Texas ou Mato Grosso? Se fosse um campeonato por pontos corridos, os dois estados estariam medindo forças na disputa pelo título de maior região exportadora de algodão do mundo. Enquanto o Texas responde por 42% da produção dos Estados Unidos, líder dos embarques, o Mato Grosso representa sozinho 70% das plantações de algodão do Brasil, vice-líder no comércio internacional.
Analistas do mercado do algodão já dão como favas contadas: o Brasil em pouco tempo vai assumir o posto de maior exportador, e o algodão entrará para o seleto grupo de commodities em que o país é número 1 nas trocas globais. Já estão nesta lista soja, celulose, açúcar, frango, carne bovina, café e milho.
O que torna o desempenho brasileiro mais notável no algodão é que o cultivo empresarial começou em terras mato-grossenses há cerca de 30 anos, enquanto os campos brancos do Cotton Belt compõem o cenário do Sul dos Estados Unidos há mais de 200 anos.
Neste embate entre o tradicional e o moderno, o Centro-Oeste brasileiro vem embalado por clima favorável, tecnologia de ponta e alta profissionalização dos produtores, devendo ampliar a área plantada em 8,4% no ciclo 2022/23. Já os concorrentes americanos sofrem com estiagens seguidas, perda de qualidade da pluma e de clientes, voltando-se para outros cultivos. No Texas, a projeção do Departamento de Agricultura dos Estados Unidos (USDA) é de que a área cultivada com algodão irá encolher 21% na próxima temporada.
Liderança nas exportações de algodão é questão de tempo
Assim, no ciclo de 2023/24 o Brasil pela primeira vez deverá superar a produção de algodão dos Estados Unidos, alcançando 3,17 milhões de toneladas, contra 2,85 milhões. Essa virada histórica vai levar a um emparelhamento com os rivais nas exportações, com projeção de que os EUA ainda sigam ligeiramente à frente, com 2,66 milhões de toneladas embarcadas contra 2,57 milhões, segundo o USDA.

• **TAREFA A REALIZAR**: Transcreva, sem alterações, o trecho do texto acima sobre a exportação de algodão que vai de "Analistas do mercado" até "de 200 anos.".

• **LINHAS DO CONJUNTO**:
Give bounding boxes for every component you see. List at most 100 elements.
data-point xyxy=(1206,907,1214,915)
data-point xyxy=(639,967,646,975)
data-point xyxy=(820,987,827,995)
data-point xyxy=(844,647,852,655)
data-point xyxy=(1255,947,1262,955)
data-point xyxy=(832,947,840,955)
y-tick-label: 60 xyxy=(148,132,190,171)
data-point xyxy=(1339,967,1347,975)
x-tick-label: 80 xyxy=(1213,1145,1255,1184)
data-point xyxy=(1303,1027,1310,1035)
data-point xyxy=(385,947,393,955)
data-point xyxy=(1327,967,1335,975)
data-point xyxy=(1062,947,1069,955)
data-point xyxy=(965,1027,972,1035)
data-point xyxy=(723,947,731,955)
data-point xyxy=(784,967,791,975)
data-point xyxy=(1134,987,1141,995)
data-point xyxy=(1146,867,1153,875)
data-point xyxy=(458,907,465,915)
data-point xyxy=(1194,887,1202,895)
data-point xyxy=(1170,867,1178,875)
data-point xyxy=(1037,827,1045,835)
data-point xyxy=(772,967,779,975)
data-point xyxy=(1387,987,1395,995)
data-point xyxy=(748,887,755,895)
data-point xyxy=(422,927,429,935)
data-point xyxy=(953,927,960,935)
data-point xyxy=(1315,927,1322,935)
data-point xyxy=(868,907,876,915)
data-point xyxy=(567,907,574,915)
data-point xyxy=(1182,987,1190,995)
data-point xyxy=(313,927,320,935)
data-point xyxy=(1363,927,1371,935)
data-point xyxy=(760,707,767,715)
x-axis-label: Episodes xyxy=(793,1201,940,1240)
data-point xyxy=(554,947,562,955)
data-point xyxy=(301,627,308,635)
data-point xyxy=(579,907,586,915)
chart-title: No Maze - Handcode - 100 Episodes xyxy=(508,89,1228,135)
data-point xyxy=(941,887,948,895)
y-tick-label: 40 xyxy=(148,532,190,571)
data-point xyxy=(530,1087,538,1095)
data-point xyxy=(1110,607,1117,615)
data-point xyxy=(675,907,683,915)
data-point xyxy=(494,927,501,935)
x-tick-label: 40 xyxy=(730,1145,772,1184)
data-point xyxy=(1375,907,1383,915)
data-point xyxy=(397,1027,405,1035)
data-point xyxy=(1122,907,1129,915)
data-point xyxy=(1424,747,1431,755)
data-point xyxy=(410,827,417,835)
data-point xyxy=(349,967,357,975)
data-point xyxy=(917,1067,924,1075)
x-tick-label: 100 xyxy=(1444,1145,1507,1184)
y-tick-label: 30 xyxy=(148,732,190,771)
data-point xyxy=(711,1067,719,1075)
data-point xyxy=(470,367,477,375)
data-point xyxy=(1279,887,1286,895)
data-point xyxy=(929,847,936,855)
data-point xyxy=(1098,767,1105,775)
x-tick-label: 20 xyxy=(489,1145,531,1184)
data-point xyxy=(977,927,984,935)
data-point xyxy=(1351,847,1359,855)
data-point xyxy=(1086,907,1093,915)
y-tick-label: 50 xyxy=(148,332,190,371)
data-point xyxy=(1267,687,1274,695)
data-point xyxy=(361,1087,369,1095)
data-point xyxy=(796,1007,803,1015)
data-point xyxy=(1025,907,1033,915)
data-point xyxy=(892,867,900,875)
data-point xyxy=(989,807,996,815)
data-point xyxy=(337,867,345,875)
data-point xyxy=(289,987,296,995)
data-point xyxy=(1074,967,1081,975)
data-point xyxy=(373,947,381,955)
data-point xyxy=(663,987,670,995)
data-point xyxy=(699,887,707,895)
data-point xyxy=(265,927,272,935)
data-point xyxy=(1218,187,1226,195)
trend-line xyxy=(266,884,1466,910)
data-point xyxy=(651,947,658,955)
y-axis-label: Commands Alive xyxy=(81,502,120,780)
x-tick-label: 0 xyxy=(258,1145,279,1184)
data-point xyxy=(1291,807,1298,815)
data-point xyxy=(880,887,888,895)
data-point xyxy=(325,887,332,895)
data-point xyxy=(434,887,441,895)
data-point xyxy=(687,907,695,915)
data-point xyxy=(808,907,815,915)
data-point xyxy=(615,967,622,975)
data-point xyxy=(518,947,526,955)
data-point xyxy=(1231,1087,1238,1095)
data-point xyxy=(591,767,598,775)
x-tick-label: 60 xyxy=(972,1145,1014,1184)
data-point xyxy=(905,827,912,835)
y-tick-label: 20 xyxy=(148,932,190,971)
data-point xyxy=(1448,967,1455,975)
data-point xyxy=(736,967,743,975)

• **RESOLUÇÃO DA TAREFA**:
Analistas do mercado do algodão já dão como favas contadas: o Brasil em pouco tempo vai assumir o posto de maior exportador, e o algodão entrará para o seleto grupo de commodities em que o país é número 1 nas trocas globais. Já estão nesta lista soja, celulose, açúcar, frango, carne bovina, café e milho.
O que torna o desempenho brasileiro mais notável no algodão é que o cultivo empresarial começou em terras mato-grossenses há cerca de 30 anos, enquanto os campos brancos do Cotton Belt compõem o cenário do Sul dos Estados Unidos há mais de 200 anos.